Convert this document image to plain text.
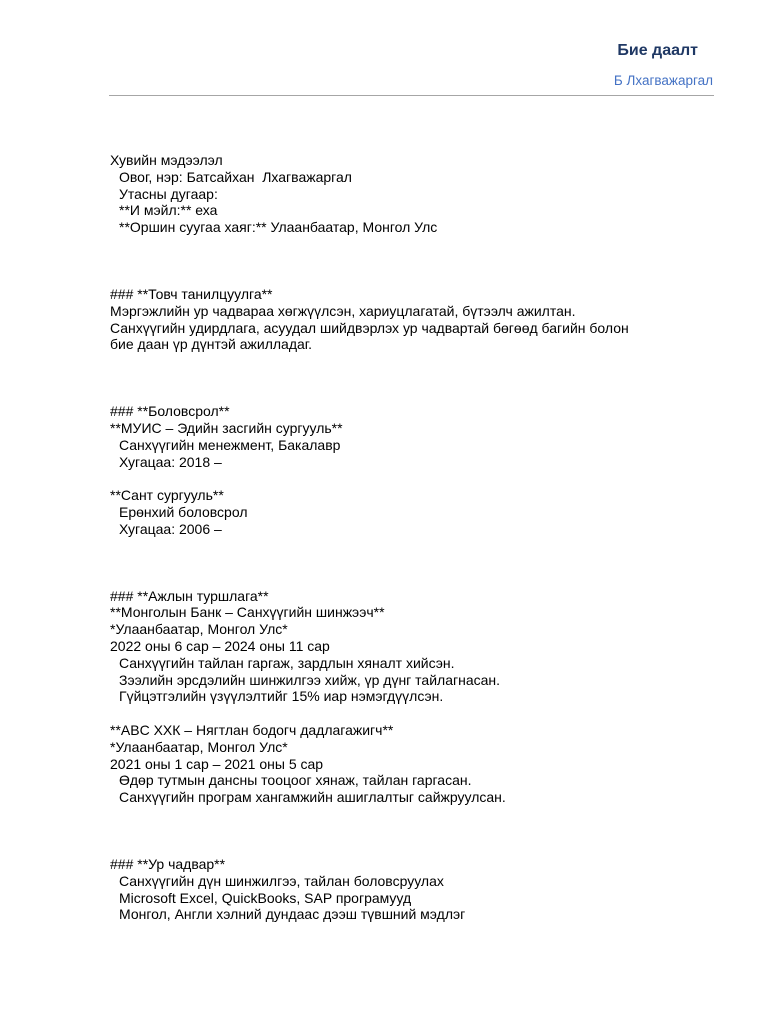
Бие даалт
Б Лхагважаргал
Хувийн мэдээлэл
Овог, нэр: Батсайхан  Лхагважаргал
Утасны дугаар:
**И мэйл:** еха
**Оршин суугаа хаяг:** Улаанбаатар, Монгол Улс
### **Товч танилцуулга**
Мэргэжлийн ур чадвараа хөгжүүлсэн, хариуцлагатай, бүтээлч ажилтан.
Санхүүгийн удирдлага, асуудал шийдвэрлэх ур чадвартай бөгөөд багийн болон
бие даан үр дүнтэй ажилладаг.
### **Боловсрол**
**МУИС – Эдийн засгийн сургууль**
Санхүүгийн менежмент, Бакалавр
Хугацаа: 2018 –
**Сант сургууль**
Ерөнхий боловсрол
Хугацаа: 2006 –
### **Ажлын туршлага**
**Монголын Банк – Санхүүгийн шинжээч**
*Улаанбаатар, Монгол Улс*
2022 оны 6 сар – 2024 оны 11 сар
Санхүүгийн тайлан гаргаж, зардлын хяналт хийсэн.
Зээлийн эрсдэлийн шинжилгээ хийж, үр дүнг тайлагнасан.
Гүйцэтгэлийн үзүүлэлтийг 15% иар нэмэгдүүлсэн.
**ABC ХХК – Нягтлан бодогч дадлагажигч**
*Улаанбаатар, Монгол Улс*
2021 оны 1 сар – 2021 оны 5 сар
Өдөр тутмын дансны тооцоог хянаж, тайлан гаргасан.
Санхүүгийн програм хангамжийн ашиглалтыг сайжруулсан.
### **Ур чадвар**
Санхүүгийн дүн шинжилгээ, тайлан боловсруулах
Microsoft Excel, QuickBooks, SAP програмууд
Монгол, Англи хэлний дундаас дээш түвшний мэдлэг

- _Instructions for the task_: From the listing above, collect every line that mentions the word "тайлан".

- _Response_:
Санхүүгийн тайлан гаргаж, зардлын хяналт хийсэн.
Өдөр тутмын дансны тооцоог хянаж, тайлан гаргасан.
Санхүүгийн дүн шинжилгээ, тайлан боловсруулах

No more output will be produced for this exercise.